TEXT SEGMENT:
TimeIhadaNightCapwithSanta · 31/12/2023 22:46

Not sure it's a generation thing as much as an individual thing, looking at my mum and a friend of hers.

Mine always said she'd never look after grandchildren, that she had done her bit and was done. Yet when I was young my nan travelled 1 hour each way across London twice a week to help my mum around the house and this went on into her 80s. OK, so not directly looking after me but lots of help to my mother nonetheless. My mum didn't become a granny until she was 80s, so no opportunity to help out anyway (especially as I live hundreds of miles away) but I have no doubt she would have stood back anyway, though basked in the glory of being a grandmother.

She really could not understand her friend who, when she became a grandmother in her late 60s, would regularly travel 5 hours on the train to babysit, and generally help out her daughter. My mother thought this was atrocious. I thought it was lovely, and is how I aim to be as a grandmother if the time comes.

Daffodildilys · 31/12/2023 22:47

@icelollybrolly We have our dgs for 2 days and nights every week to help with childcare. Shock/horror - we are boomers!!!
Our dd is lovely. We do it for her.

allmyliesaretrue · 31/12/2023 22:49

I don't want to provide childcare for my kids either. I will help out if they want to go out, and on an ad hoc basis, but I will not be committing to minding children while my kids work. That's not what I will be retiring for.

hiredandsqueak · 31/12/2023 22:50

Cmonluv · 31/12/2023 22:35

I'm just clarifying you're saying you never had smacked legs or back of hands? They didn't bite kids back if they bit them? Noone ever got a clip round the ear?

I was born in the 60s, parents born '36 and '42 never had a finger laid on me (or my siblings) ever. My eldest born '87 and I never laid a finger on him or his siblings either.

WORK ORDER 1: In the forum thread, rewrite the paragraph beginning "She really could not understand her friend" more briefly while keeping its main facts.
WORK ORDER 2: Reproduce everything in the forum thread from "She really could" down to "we are boomers!!!".

SUPPLIED ENTRIES:

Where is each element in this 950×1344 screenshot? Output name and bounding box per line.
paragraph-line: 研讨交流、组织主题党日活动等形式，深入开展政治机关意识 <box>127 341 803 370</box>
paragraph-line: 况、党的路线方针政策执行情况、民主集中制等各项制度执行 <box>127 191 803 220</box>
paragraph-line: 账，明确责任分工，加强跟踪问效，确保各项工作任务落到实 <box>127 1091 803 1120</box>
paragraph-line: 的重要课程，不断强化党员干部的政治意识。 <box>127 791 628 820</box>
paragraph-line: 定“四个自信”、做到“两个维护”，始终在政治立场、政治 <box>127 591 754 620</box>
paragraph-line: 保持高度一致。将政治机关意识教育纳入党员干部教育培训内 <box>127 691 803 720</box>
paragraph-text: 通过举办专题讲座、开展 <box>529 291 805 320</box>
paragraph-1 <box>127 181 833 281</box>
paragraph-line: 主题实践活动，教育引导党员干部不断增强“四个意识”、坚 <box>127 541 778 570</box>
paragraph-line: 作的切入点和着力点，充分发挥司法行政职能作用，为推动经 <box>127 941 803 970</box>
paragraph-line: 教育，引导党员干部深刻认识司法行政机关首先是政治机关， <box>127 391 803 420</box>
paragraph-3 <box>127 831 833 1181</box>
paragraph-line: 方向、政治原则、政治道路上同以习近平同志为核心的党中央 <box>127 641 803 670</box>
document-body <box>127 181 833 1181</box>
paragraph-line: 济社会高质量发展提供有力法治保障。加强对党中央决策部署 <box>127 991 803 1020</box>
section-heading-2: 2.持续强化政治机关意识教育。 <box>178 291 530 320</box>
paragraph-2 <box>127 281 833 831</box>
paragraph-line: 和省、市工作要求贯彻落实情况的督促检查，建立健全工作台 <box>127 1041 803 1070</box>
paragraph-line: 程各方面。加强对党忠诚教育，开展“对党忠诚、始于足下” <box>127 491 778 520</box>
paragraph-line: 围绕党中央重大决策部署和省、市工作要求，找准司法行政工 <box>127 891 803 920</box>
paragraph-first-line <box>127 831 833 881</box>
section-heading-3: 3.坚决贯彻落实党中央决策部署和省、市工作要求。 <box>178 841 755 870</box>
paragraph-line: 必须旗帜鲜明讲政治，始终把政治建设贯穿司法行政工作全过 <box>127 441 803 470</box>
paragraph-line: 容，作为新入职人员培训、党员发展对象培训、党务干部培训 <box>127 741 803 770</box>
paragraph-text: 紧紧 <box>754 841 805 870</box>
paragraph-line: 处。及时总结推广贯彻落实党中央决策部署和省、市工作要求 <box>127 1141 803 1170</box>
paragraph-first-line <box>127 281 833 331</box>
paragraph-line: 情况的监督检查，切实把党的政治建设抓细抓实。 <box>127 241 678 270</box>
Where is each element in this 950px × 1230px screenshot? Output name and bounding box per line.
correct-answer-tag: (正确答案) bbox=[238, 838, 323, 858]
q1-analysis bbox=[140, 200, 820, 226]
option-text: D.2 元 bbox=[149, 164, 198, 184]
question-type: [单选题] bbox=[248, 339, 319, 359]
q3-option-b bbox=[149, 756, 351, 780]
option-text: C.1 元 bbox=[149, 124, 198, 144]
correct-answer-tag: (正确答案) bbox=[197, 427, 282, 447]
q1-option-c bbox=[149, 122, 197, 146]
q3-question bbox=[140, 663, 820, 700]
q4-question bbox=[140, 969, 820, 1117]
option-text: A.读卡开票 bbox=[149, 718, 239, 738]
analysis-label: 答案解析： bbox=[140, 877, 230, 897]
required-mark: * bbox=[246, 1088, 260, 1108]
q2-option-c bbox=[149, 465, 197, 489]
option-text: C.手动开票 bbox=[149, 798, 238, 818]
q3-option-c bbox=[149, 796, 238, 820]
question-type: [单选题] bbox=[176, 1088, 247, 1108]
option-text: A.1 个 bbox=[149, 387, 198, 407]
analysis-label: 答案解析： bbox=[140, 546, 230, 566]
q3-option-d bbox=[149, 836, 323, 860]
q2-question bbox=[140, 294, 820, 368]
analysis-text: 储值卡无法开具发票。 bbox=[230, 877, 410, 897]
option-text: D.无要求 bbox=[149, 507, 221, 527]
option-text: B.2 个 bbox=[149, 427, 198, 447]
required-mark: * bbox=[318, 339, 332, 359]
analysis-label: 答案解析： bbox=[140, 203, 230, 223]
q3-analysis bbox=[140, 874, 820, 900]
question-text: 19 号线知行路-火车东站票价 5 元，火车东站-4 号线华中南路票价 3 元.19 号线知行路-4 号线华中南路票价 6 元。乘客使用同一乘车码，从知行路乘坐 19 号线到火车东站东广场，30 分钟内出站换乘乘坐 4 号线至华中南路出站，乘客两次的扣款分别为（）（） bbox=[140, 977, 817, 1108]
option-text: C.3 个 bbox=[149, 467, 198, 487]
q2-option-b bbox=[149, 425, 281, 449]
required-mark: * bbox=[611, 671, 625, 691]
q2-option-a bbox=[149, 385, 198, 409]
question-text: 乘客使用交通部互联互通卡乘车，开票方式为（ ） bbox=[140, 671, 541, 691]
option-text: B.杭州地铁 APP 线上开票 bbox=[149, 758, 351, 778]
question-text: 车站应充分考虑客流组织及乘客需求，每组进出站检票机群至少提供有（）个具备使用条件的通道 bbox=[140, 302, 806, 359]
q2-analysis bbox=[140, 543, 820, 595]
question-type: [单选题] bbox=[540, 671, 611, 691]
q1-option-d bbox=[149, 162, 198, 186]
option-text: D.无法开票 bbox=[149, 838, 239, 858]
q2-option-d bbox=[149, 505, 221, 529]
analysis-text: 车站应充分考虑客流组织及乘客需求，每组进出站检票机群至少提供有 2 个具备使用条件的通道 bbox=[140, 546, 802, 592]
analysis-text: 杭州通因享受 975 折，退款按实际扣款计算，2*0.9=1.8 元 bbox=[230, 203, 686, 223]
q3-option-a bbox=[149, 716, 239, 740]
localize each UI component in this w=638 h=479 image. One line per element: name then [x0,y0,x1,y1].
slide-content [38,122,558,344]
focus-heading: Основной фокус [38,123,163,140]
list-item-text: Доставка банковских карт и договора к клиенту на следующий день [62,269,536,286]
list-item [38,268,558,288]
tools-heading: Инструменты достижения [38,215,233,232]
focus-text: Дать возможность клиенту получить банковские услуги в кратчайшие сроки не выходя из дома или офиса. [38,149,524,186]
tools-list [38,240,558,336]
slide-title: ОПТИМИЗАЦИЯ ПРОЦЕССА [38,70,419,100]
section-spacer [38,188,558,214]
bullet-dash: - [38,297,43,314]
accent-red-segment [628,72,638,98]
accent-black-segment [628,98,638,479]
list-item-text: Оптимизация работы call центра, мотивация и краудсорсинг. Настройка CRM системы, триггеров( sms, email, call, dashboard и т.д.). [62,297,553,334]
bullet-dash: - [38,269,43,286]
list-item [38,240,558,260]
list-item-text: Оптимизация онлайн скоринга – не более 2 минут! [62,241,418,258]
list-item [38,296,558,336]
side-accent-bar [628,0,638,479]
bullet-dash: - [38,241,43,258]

ANSWER SPACE 1: The writer's mother could not understand a friend who, after becoming a grandmother in her late 60s, regularly traveled five hours by train to babysit and help her daughter. The mother thought this was atrocious. The writer thought it was lovely and aims to be that kind of grandmother if the time comes.

ANSWER SPACE 2:
She really could not understand her friend who, when she became a grandmother in her late 60s, would regularly travel 5 hours on the train to babysit, and generally help out her daughter. My mother thought this was atrocious. I thought it was lovely, and is how I aim to be as a grandmother if the time comes.

Daffodildilys · 31/12/2023 22:47

@icelollybrolly We have our dgs for 2 days and nights every week to help with childcare. Shock/horror - we are boomers!!!